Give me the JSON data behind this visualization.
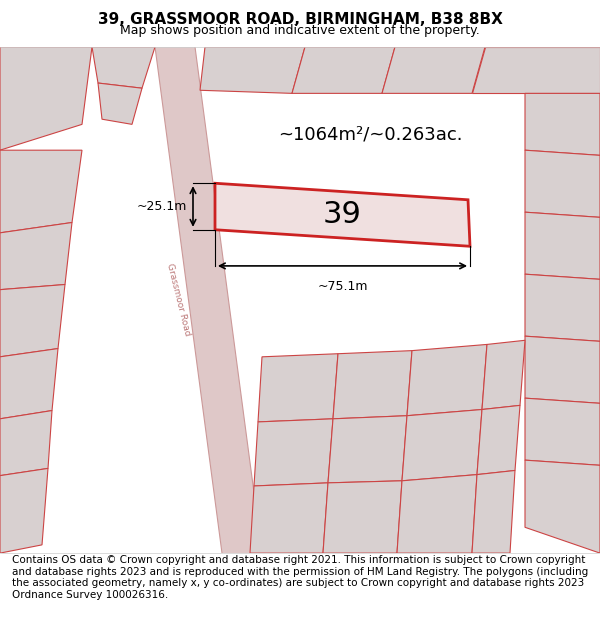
{
  "title_line1": "39, GRASSMOOR ROAD, BIRMINGHAM, B38 8BX",
  "title_line2": "Map shows position and indicative extent of the property.",
  "footer_text": "Contains OS data © Crown copyright and database right 2021. This information is subject to Crown copyright and database rights 2023 and is reproduced with the permission of HM Land Registry. The polygons (including the associated geometry, namely x, y co-ordinates) are subject to Crown copyright and database rights 2023 Ordnance Survey 100026316.",
  "area_label": "~1064m²/~0.263ac.",
  "property_number": "39",
  "dim_width": "~75.1m",
  "dim_height": "~25.1m",
  "map_bg": "#f5eded",
  "property_fill": "#f0e0e0",
  "property_edge": "#cc2222",
  "building_fill": "#d8d0d0",
  "building_edge": "#cc4444",
  "line_color": "#dd3333",
  "title_fontsize": 11,
  "subtitle_fontsize": 9,
  "footer_fontsize": 7.5,
  "label_fontsize": 13,
  "number_fontsize": 22
}
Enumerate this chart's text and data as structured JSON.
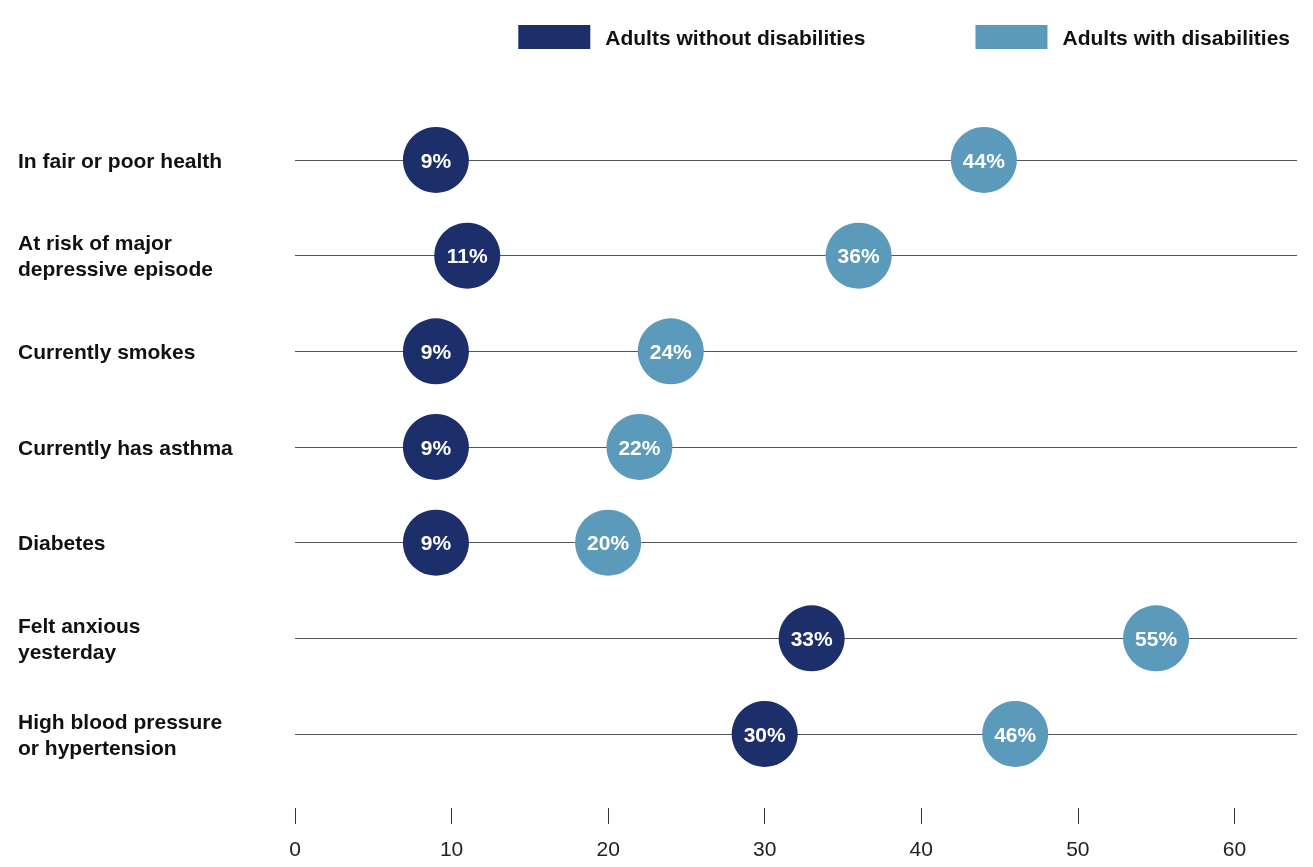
{
  "chart_data": {
    "type": "scatter",
    "orientation": "horizontal",
    "categories": [
      "In fair or poor health",
      "At risk of major\ndepressive episode",
      "Currently smokes",
      "Currently has asthma",
      "Diabetes",
      "Felt anxious\nyesterday",
      "High blood pressure\nor hypertension"
    ],
    "series": [
      {
        "name": "Adults without disabilities",
        "color": "#1d2f6b",
        "values": [
          9,
          11,
          9,
          9,
          9,
          33,
          30
        ],
        "value_labels": [
          "9%",
          "11%",
          "9%",
          "9%",
          "9%",
          "33%",
          "30%"
        ]
      },
      {
        "name": "Adults with disabilities",
        "color": "#5b9aba",
        "values": [
          44,
          36,
          24,
          22,
          20,
          55,
          46
        ],
        "value_labels": [
          "44%",
          "36%",
          "24%",
          "22%",
          "20%",
          "55%",
          "46%"
        ]
      }
    ],
    "xlim": [
      0,
      64
    ],
    "xticks": [
      0,
      10,
      20,
      30,
      40,
      50,
      60
    ],
    "grid": "y",
    "legend": "top right",
    "marker": "circle"
  }
}
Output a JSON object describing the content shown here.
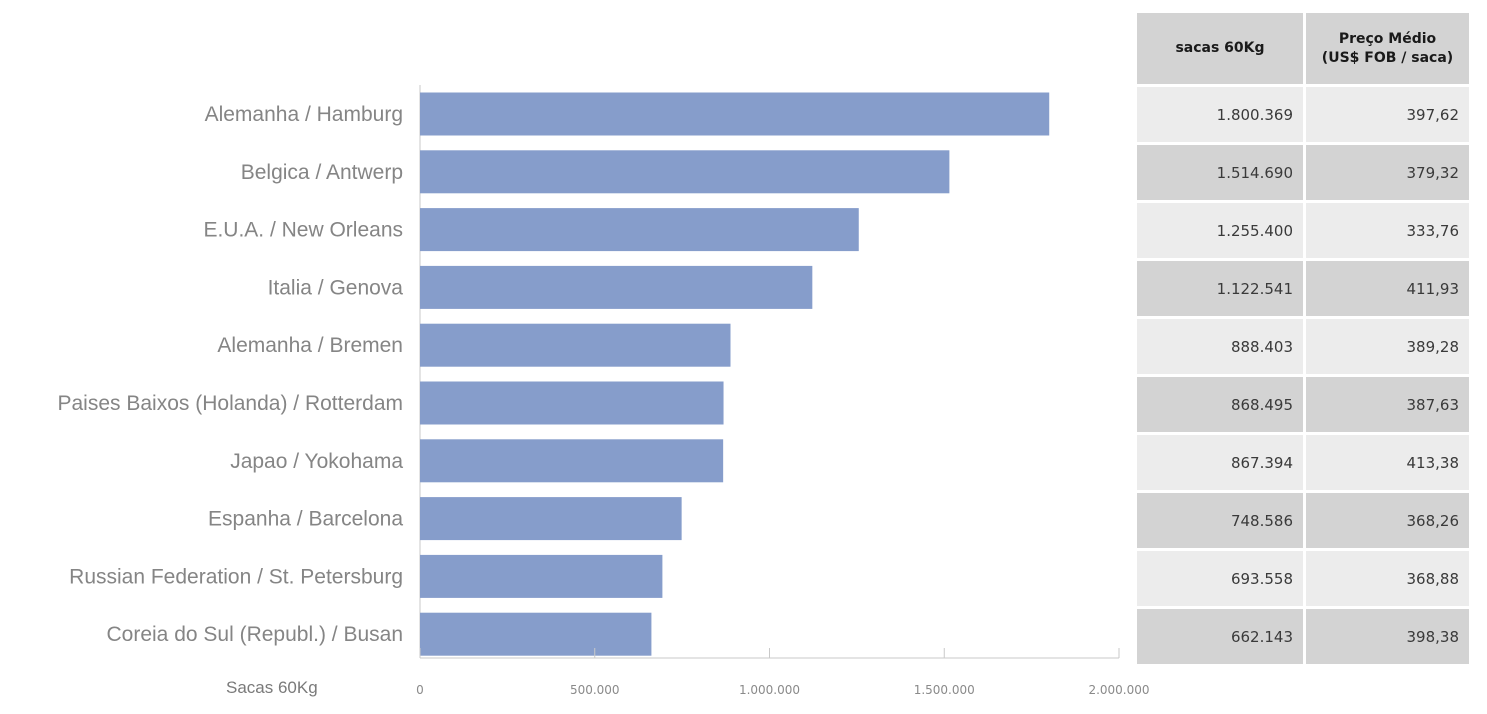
{
  "chart_data": {
    "type": "bar",
    "orientation": "horizontal",
    "categories": [
      "Alemanha / Hamburg",
      "Belgica / Antwerp",
      "E.U.A. / New Orleans",
      "Italia / Genova",
      "Alemanha / Bremen",
      "Paises Baixos (Holanda) / Rotterdam",
      "Japao / Yokohama",
      "Espanha / Barcelona",
      "Russian Federation / St. Petersburg",
      "Coreia do Sul (Republ.) / Busan"
    ],
    "values": [
      1800369,
      1514690,
      1255400,
      1122541,
      888403,
      868495,
      867394,
      748586,
      693558,
      662143
    ],
    "xlabel": "Sacas 60Kg",
    "xlim": [
      0,
      2000000
    ],
    "xticks": [
      0,
      500000,
      1000000,
      1500000,
      2000000
    ],
    "xtick_labels": [
      "0",
      "500.000",
      "1.000.000",
      "1.500.000",
      "2.000.000"
    ],
    "grid": false,
    "bar_color": "#869dcb"
  },
  "table": {
    "headers": [
      "sacas 60Kg",
      "Preço Médio\n(US$ FOB / saca)"
    ],
    "rows": [
      [
        "1.800.369",
        "397,62"
      ],
      [
        "1.514.690",
        "379,32"
      ],
      [
        "1.255.400",
        "333,76"
      ],
      [
        "1.122.541",
        "411,93"
      ],
      [
        "888.403",
        "389,28"
      ],
      [
        "868.495",
        "387,63"
      ],
      [
        "867.394",
        "413,38"
      ],
      [
        "748.586",
        "368,26"
      ],
      [
        "693.558",
        "368,88"
      ],
      [
        "662.143",
        "398,38"
      ]
    ]
  }
}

- [Work instructions]: Report how many lines of the entries hold the word "JSON". Nothing else is needed.

- [Task output]: 3